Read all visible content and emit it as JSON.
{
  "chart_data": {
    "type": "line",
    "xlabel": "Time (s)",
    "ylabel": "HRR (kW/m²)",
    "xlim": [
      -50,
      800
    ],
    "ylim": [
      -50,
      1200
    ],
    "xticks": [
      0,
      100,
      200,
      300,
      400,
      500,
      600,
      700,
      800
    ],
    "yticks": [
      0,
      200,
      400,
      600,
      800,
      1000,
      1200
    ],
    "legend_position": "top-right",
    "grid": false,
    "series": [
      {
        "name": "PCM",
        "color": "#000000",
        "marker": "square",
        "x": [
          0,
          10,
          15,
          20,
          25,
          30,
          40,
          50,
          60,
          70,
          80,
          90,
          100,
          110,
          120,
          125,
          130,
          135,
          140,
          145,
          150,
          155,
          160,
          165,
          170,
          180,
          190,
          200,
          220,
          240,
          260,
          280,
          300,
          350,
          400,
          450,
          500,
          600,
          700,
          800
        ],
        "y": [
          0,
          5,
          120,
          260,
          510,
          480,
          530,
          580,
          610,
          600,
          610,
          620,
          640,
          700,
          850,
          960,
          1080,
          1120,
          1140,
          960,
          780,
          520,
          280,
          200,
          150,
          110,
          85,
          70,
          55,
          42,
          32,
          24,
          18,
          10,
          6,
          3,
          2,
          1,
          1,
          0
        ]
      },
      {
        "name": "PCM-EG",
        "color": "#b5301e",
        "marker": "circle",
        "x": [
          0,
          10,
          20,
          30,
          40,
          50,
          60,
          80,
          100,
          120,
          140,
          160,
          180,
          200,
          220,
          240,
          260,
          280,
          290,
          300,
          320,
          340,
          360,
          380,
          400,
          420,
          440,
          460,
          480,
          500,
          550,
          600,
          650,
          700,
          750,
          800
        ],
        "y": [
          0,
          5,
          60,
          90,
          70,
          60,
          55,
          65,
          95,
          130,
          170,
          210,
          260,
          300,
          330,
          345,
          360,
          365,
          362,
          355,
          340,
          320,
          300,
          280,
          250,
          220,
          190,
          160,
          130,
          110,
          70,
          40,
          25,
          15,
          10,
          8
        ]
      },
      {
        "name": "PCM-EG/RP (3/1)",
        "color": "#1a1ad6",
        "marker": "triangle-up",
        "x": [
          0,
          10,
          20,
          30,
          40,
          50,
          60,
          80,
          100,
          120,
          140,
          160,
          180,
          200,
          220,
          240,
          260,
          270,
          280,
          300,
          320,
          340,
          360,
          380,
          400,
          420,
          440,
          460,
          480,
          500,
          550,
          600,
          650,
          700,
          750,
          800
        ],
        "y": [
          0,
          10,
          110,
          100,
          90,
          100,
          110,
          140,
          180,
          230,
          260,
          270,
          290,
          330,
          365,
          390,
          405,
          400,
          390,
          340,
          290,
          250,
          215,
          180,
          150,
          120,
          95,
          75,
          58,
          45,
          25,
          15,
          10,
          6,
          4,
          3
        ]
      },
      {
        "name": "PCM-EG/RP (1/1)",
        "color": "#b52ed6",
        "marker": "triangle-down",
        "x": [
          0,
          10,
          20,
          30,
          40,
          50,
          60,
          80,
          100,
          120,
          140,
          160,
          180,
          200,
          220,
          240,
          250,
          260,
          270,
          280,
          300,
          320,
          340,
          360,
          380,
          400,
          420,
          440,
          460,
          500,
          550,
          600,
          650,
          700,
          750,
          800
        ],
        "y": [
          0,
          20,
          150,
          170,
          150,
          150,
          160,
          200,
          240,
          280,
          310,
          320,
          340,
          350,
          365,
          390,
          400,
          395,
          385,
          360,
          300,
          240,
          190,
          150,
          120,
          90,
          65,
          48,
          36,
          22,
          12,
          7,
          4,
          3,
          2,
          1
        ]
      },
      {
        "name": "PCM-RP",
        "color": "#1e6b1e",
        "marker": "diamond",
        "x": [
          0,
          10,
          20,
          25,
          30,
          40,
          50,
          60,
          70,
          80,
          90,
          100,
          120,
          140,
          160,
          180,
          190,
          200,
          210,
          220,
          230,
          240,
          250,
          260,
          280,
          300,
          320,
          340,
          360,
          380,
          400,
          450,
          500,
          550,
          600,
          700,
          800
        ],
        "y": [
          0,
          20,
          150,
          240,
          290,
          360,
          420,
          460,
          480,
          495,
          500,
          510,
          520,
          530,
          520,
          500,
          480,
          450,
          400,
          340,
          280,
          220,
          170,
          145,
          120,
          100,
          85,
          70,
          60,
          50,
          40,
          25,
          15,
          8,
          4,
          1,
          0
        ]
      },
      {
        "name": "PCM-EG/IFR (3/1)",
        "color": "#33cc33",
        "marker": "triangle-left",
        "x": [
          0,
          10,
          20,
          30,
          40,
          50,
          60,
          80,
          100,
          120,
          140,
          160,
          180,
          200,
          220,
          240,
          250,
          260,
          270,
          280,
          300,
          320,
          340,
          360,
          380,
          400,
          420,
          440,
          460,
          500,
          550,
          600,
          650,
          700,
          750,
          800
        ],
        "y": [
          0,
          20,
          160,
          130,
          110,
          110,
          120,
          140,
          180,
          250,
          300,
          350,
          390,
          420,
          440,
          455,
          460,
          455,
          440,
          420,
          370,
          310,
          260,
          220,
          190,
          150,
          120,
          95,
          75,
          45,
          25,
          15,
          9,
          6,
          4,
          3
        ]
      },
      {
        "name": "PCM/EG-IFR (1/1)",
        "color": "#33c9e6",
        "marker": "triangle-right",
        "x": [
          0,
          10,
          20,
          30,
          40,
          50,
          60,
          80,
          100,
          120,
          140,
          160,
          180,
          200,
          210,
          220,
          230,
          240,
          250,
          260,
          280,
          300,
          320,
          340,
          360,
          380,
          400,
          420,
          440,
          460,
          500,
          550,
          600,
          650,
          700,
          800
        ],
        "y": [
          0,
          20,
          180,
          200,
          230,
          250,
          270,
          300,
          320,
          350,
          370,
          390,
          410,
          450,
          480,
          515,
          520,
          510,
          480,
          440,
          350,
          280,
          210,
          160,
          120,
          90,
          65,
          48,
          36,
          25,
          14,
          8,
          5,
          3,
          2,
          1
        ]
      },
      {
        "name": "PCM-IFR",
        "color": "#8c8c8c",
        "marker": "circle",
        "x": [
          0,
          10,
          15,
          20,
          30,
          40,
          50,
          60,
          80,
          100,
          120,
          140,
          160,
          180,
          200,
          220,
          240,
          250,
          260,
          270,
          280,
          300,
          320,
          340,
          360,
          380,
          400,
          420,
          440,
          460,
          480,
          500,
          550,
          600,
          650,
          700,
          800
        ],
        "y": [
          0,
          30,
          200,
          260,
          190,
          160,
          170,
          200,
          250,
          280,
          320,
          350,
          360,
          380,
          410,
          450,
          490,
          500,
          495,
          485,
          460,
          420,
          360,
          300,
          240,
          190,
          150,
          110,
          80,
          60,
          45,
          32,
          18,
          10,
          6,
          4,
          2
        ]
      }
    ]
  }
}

Instructions for the task: Transcribe the data. Leave every line exactly as it is.

Expected answer:
Read all visible content and emit it as JSON.
{
  "chart_data": {
    "type": "line",
    "xlabel": "Time (s)",
    "ylabel": "HRR (kW/m²)",
    "xlim": [
      -50,
      800
    ],
    "ylim": [
      -50,
      1200
    ],
    "xticks": [
      0,
      100,
      200,
      300,
      400,
      500,
      600,
      700,
      800
    ],
    "yticks": [
      0,
      200,
      400,
      600,
      800,
      1000,
      1200
    ],
    "legend_position": "top-right",
    "grid": false,
    "series": [
      {
        "name": "PCM",
        "color": "#000000",
        "marker": "square",
        "x": [
          0,
          10,
          15,
          20,
          25,
          30,
          40,
          50,
          60,
          70,
          80,
          90,
          100,
          110,
          120,
          125,
          130,
          135,
          140,
          145,
          150,
          155,
          160,
          165,
          170,
          180,
          190,
          200,
          220,
          240,
          260,
          280,
          300,
          350,
          400,
          450,
          500,
          600,
          700,
          800
        ],
        "y": [
          0,
          5,
          120,
          260,
          510,
          480,
          530,
          580,
          610,
          600,
          610,
          620,
          640,
          700,
          850,
          960,
          1080,
          1120,
          1140,
          960,
          780,
          520,
          280,
          200,
          150,
          110,
          85,
          70,
          55,
          42,
          32,
          24,
          18,
          10,
          6,
          3,
          2,
          1,
          1,
          0
        ]
      },
      {
        "name": "PCM-EG",
        "color": "#b5301e",
        "marker": "circle",
        "x": [
          0,
          10,
          20,
          30,
          40,
          50,
          60,
          80,
          100,
          120,
          140,
          160,
          180,
          200,
          220,
          240,
          260,
          280,
          290,
          300,
          320,
          340,
          360,
          380,
          400,
          420,
          440,
          460,
          480,
          500,
          550,
          600,
          650,
          700,
          750,
          800
        ],
        "y": [
          0,
          5,
          60,
          90,
          70,
          60,
          55,
          65,
          95,
          130,
          170,
          210,
          260,
          300,
          330,
          345,
          360,
          365,
          362,
          355,
          340,
          320,
          300,
          280,
          250,
          220,
          190,
          160,
          130,
          110,
          70,
          40,
          25,
          15,
          10,
          8
        ]
      },
      {
        "name": "PCM-EG/RP (3/1)",
        "color": "#1a1ad6",
        "marker": "triangle-up",
        "x": [
          0,
          10,
          20,
          30,
          40,
          50,
          60,
          80,
          100,
          120,
          140,
          160,
          180,
          200,
          220,
          240,
          260,
          270,
          280,
          300,
          320,
          340,
          360,
          380,
          400,
          420,
          440,
          460,
          480,
          500,
          550,
          600,
          650,
          700,
          750,
          800
        ],
        "y": [
          0,
          10,
          110,
          100,
          90,
          100,
          110,
          140,
          180,
          230,
          260,
          270,
          290,
          330,
          365,
          390,
          405,
          400,
          390,
          340,
          290,
          250,
          215,
          180,
          150,
          120,
          95,
          75,
          58,
          45,
          25,
          15,
          10,
          6,
          4,
          3
        ]
      },
      {
        "name": "PCM-EG/RP (1/1)",
        "color": "#b52ed6",
        "marker": "triangle-down",
        "x": [
          0,
          10,
          20,
          30,
          40,
          50,
          60,
          80,
          100,
          120,
          140,
          160,
          180,
          200,
          220,
          240,
          250,
          260,
          270,
          280,
          300,
          320,
          340,
          360,
          380,
          400,
          420,
          440,
          460,
          500,
          550,
          600,
          650,
          700,
          750,
          800
        ],
        "y": [
          0,
          20,
          150,
          170,
          150,
          150,
          160,
          200,
          240,
          280,
          310,
          320,
          340,
          350,
          365,
          390,
          400,
          395,
          385,
          360,
          300,
          240,
          190,
          150,
          120,
          90,
          65,
          48,
          36,
          22,
          12,
          7,
          4,
          3,
          2,
          1
        ]
      },
      {
        "name": "PCM-RP",
        "color": "#1e6b1e",
        "marker": "diamond",
        "x": [
          0,
          10,
          20,
          25,
          30,
          40,
          50,
          60,
          70,
          80,
          90,
          100,
          120,
          140,
          160,
          180,
          190,
          200,
          210,
          220,
          230,
          240,
          250,
          260,
          280,
          300,
          320,
          340,
          360,
          380,
          400,
          450,
          500,
          550,
          600,
          700,
          800
        ],
        "y": [
          0,
          20,
          150,
          240,
          290,
          360,
          420,
          460,
          480,
          495,
          500,
          510,
          520,
          530,
          520,
          500,
          480,
          450,
          400,
          340,
          280,
          220,
          170,
          145,
          120,
          100,
          85,
          70,
          60,
          50,
          40,
          25,
          15,
          8,
          4,
          1,
          0
        ]
      },
      {
        "name": "PCM-EG/IFR (3/1)",
        "color": "#33cc33",
        "marker": "triangle-left",
        "x": [
          0,
          10,
          20,
          30,
          40,
          50,
          60,
          80,
          100,
          120,
          140,
          160,
          180,
          200,
          220,
          240,
          250,
          260,
          270,
          280,
          300,
          320,
          340,
          360,
          380,
          400,
          420,
          440,
          460,
          500,
          550,
          600,
          650,
          700,
          750,
          800
        ],
        "y": [
          0,
          20,
          160,
          130,
          110,
          110,
          120,
          140,
          180,
          250,
          300,
          350,
          390,
          420,
          440,
          455,
          460,
          455,
          440,
          420,
          370,
          310,
          260,
          220,
          190,
          150,
          120,
          95,
          75,
          45,
          25,
          15,
          9,
          6,
          4,
          3
        ]
      },
      {
        "name": "PCM/EG-IFR (1/1)",
        "color": "#33c9e6",
        "marker": "triangle-right",
        "x": [
          0,
          10,
          20,
          30,
          40,
          50,
          60,
          80,
          100,
          120,
          140,
          160,
          180,
          200,
          210,
          220,
          230,
          240,
          250,
          260,
          280,
          300,
          320,
          340,
          360,
          380,
          400,
          420,
          440,
          460,
          500,
          550,
          600,
          650,
          700,
          800
        ],
        "y": [
          0,
          20,
          180,
          200,
          230,
          250,
          270,
          300,
          320,
          350,
          370,
          390,
          410,
          450,
          480,
          515,
          520,
          510,
          480,
          440,
          350,
          280,
          210,
          160,
          120,
          90,
          65,
          48,
          36,
          25,
          14,
          8,
          5,
          3,
          2,
          1
        ]
      },
      {
        "name": "PCM-IFR",
        "color": "#8c8c8c",
        "marker": "circle",
        "x": [
          0,
          10,
          15,
          20,
          30,
          40,
          50,
          60,
          80,
          100,
          120,
          140,
          160,
          180,
          200,
          220,
          240,
          250,
          260,
          270,
          280,
          300,
          320,
          340,
          360,
          380,
          400,
          420,
          440,
          460,
          480,
          500,
          550,
          600,
          650,
          700,
          800
        ],
        "y": [
          0,
          30,
          200,
          260,
          190,
          160,
          170,
          200,
          250,
          280,
          320,
          350,
          360,
          380,
          410,
          450,
          490,
          500,
          495,
          485,
          460,
          420,
          360,
          300,
          240,
          190,
          150,
          110,
          80,
          60,
          45,
          32,
          18,
          10,
          6,
          4,
          2
        ]
      }
    ]
  }
}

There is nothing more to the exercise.